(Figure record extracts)
_ _ _ _ _ _ _

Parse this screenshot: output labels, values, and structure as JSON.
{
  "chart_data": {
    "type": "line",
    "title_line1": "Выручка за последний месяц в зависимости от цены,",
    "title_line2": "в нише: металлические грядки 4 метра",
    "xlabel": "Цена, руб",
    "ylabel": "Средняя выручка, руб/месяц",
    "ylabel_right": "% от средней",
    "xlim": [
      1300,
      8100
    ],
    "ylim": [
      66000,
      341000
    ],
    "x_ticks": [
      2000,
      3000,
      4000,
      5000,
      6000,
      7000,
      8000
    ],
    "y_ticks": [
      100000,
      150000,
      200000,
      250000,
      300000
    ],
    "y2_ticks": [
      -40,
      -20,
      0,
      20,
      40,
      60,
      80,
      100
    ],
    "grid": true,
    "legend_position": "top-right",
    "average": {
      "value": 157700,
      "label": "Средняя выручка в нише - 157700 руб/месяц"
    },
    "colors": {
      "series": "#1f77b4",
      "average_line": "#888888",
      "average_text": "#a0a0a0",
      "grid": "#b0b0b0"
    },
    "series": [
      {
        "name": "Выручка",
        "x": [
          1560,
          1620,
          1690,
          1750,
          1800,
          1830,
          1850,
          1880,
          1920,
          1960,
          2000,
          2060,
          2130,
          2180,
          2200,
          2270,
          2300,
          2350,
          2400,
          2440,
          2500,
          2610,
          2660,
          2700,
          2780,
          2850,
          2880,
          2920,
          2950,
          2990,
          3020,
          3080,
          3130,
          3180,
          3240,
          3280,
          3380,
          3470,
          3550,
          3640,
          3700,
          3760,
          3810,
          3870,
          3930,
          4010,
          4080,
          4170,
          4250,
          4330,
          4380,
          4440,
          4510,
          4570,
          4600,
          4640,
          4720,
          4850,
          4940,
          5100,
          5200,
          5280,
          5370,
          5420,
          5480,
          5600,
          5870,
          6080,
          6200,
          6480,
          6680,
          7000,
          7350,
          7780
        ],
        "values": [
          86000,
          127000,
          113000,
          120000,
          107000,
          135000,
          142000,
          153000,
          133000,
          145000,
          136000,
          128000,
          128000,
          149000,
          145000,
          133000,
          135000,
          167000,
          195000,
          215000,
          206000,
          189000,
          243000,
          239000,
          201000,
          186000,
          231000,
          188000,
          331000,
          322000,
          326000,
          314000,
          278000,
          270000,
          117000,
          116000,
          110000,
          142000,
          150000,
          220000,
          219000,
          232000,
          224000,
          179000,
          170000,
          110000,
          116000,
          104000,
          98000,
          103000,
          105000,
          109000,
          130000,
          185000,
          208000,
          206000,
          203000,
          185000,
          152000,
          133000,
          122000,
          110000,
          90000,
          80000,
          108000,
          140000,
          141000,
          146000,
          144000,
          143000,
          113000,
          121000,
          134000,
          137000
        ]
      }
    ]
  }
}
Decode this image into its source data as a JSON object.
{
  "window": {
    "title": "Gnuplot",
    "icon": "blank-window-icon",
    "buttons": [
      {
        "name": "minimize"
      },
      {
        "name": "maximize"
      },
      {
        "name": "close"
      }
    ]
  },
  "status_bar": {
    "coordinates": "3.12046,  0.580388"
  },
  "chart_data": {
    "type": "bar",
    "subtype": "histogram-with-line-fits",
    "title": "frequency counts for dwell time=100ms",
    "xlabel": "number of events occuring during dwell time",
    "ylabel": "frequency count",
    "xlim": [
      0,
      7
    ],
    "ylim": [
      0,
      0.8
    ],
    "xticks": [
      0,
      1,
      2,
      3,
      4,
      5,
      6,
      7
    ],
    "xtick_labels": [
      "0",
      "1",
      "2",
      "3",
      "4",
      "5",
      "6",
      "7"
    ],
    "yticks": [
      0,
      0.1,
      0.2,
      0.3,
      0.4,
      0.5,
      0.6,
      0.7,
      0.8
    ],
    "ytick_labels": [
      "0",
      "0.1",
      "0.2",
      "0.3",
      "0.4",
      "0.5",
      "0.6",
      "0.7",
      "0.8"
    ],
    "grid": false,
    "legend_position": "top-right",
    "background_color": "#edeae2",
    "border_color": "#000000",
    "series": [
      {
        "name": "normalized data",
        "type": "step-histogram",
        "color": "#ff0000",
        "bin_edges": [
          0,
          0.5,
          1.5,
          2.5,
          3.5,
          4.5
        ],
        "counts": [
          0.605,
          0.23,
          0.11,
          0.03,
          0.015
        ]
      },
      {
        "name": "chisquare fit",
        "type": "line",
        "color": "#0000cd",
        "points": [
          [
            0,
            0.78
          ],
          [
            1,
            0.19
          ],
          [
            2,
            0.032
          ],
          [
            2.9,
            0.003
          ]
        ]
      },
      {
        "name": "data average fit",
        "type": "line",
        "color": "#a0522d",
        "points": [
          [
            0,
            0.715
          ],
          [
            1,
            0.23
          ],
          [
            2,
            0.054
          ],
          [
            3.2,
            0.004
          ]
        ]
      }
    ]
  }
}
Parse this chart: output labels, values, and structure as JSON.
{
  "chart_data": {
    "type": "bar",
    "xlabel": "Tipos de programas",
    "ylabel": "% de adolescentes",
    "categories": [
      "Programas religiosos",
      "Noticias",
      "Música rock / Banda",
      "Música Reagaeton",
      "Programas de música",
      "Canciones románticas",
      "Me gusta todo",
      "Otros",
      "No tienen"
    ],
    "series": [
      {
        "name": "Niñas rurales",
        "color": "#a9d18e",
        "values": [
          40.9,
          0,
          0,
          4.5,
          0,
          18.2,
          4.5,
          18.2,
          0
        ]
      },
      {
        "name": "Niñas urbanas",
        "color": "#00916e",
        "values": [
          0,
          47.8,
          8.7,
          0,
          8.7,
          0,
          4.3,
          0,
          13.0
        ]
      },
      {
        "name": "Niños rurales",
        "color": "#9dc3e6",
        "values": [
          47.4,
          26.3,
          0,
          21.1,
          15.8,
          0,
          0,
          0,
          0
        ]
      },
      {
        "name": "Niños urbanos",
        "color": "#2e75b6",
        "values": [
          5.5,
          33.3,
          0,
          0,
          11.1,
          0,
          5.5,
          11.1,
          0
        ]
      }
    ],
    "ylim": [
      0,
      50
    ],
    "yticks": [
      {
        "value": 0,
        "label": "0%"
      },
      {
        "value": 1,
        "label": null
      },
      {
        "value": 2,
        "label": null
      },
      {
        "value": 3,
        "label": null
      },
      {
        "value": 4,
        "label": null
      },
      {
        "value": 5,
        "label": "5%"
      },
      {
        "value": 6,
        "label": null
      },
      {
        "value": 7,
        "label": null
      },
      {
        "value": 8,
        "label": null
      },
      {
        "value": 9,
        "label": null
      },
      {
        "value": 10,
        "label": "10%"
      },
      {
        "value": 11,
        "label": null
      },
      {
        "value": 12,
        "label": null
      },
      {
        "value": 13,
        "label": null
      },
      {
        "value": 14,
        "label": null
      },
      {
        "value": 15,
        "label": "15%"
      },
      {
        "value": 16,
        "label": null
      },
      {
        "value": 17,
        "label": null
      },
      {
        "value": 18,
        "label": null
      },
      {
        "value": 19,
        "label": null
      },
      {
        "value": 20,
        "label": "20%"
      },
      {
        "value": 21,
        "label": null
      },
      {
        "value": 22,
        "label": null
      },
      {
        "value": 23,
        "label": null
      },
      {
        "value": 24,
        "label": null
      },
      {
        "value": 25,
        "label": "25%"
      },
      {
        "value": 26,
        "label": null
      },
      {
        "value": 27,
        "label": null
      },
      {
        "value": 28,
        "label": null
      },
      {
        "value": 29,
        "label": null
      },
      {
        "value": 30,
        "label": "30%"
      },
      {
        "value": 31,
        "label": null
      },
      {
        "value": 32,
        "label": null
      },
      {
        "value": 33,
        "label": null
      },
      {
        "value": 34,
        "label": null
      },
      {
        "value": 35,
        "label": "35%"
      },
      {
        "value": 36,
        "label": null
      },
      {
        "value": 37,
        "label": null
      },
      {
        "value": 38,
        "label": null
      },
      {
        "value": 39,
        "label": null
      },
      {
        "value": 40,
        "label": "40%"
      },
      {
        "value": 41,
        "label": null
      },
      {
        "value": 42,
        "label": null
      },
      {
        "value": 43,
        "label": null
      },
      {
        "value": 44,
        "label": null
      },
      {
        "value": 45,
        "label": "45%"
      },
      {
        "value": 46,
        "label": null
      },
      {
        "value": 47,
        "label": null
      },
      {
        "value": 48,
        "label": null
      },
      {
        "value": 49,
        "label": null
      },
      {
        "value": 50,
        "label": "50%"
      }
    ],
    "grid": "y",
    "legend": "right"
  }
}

_ _ _ _ _ _ _

In the listing, find all lines with the string "Средняя" and copy them.

    "ylabel": "Средняя выручка, руб/месяц",
      "label": "Средняя выручка в нише - 157700 руб/месяц"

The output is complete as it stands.